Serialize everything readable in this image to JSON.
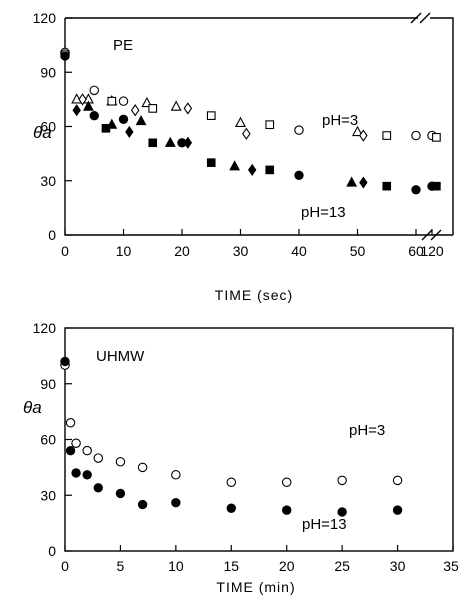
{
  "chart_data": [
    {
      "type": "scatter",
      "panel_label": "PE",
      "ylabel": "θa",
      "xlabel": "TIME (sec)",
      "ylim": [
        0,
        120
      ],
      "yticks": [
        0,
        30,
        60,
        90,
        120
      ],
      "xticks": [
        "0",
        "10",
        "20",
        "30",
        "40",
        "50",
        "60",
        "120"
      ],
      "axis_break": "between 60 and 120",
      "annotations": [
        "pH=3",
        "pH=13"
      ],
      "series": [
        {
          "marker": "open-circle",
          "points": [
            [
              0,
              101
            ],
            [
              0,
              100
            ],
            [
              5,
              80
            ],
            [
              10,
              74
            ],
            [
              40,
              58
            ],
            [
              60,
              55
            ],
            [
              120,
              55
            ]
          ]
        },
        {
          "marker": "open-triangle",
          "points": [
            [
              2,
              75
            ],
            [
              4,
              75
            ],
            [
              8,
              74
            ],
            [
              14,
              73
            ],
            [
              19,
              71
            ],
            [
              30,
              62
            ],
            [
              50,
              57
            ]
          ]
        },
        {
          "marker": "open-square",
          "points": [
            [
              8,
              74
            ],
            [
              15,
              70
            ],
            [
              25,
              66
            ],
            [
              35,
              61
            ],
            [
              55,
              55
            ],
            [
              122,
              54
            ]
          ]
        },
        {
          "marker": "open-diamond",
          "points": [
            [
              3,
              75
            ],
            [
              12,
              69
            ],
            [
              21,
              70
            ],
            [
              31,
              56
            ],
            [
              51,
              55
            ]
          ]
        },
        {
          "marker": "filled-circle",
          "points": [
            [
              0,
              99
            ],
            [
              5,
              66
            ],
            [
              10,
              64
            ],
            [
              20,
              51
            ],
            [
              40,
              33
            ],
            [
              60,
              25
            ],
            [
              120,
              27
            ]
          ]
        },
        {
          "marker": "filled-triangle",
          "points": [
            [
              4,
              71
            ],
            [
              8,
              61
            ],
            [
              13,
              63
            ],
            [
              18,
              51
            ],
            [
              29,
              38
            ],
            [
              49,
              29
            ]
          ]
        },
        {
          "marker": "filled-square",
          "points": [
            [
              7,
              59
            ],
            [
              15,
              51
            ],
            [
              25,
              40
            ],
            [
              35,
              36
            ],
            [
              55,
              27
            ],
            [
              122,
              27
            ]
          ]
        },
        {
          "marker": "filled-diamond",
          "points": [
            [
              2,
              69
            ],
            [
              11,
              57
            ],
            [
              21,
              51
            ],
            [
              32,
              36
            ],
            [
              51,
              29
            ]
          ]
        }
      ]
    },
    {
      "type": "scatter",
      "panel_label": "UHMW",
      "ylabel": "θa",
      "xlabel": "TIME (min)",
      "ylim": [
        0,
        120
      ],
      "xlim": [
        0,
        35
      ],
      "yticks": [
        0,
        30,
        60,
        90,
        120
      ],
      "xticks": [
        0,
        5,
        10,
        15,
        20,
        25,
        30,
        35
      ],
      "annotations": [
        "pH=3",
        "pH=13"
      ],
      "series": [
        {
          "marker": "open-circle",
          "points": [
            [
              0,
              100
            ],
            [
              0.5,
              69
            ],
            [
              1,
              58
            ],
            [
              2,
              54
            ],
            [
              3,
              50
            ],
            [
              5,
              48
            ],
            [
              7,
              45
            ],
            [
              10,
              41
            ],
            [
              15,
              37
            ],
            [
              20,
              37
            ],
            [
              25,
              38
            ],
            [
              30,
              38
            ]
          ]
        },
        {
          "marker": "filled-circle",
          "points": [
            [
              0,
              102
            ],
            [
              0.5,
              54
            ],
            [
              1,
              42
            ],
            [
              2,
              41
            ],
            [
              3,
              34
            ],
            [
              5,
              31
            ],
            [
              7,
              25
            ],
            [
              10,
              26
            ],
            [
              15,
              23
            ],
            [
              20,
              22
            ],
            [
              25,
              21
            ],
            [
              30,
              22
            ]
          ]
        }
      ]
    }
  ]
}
┄┄┄┄┄┄┄┄┄┄┄┄┄┄┄┄┄┄┄┄
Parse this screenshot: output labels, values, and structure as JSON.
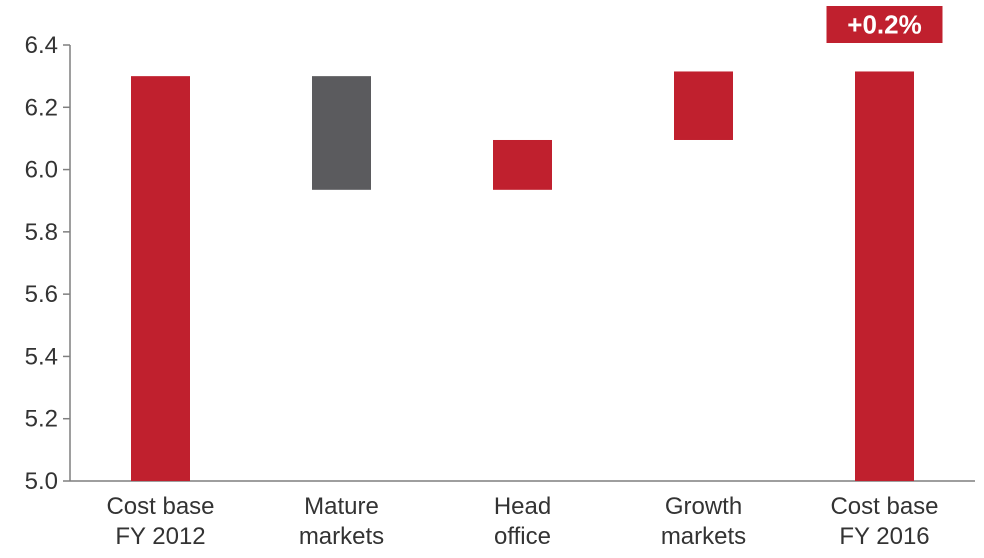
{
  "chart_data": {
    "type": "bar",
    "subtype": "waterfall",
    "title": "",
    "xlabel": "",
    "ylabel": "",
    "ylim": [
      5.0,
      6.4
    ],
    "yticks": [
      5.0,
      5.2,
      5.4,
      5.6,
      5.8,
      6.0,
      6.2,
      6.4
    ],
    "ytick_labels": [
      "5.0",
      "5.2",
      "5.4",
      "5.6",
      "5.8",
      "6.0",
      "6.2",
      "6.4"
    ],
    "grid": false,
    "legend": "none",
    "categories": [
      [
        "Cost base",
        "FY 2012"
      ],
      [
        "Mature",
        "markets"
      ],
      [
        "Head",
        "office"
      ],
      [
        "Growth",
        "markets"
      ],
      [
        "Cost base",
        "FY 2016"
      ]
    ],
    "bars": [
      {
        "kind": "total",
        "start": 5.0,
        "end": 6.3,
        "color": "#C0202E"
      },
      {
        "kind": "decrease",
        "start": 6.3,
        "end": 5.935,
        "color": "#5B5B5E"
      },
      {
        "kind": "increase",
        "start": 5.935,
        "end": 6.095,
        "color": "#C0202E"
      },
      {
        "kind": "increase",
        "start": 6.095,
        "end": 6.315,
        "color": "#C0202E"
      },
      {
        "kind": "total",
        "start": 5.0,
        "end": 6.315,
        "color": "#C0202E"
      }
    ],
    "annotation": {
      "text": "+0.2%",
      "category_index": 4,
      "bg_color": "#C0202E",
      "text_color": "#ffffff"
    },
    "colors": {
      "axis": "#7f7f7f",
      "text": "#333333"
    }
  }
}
┄┄┄┄┄┄┄┄┄┄┄┄┄┄┄┄┄┄┄┄
> _CHALLENGE_:
Pull out all lines containing "filled".

> _ANSWER FOR THIS EXERCISE_:
          "marker": "filled-circle",
          "marker": "filled-triangle",
          "marker": "filled-square",
          "marker": "filled-diamond",
          "marker": "filled-circle",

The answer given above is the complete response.